==== DATA PROVIDED

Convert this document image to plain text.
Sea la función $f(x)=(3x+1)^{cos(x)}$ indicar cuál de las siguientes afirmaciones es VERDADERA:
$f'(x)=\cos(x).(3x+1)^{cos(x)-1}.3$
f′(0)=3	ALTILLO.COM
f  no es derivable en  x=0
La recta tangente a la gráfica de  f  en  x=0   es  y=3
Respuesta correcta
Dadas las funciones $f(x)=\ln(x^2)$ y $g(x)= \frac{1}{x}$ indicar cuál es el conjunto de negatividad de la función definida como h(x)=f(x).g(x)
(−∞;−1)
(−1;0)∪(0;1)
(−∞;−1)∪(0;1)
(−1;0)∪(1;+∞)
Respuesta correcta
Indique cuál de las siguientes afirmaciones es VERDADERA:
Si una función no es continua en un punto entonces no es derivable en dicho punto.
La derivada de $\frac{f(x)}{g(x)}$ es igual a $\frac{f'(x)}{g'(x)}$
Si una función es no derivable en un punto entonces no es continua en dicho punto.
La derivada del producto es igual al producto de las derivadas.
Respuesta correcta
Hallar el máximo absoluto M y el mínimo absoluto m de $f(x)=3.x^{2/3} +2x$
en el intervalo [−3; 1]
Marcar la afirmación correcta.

========

• [TASK STATEMENT] Your answer should be one number: the count of lines in the data above that include the word "siguientes".

• [THE RESPONSE] 2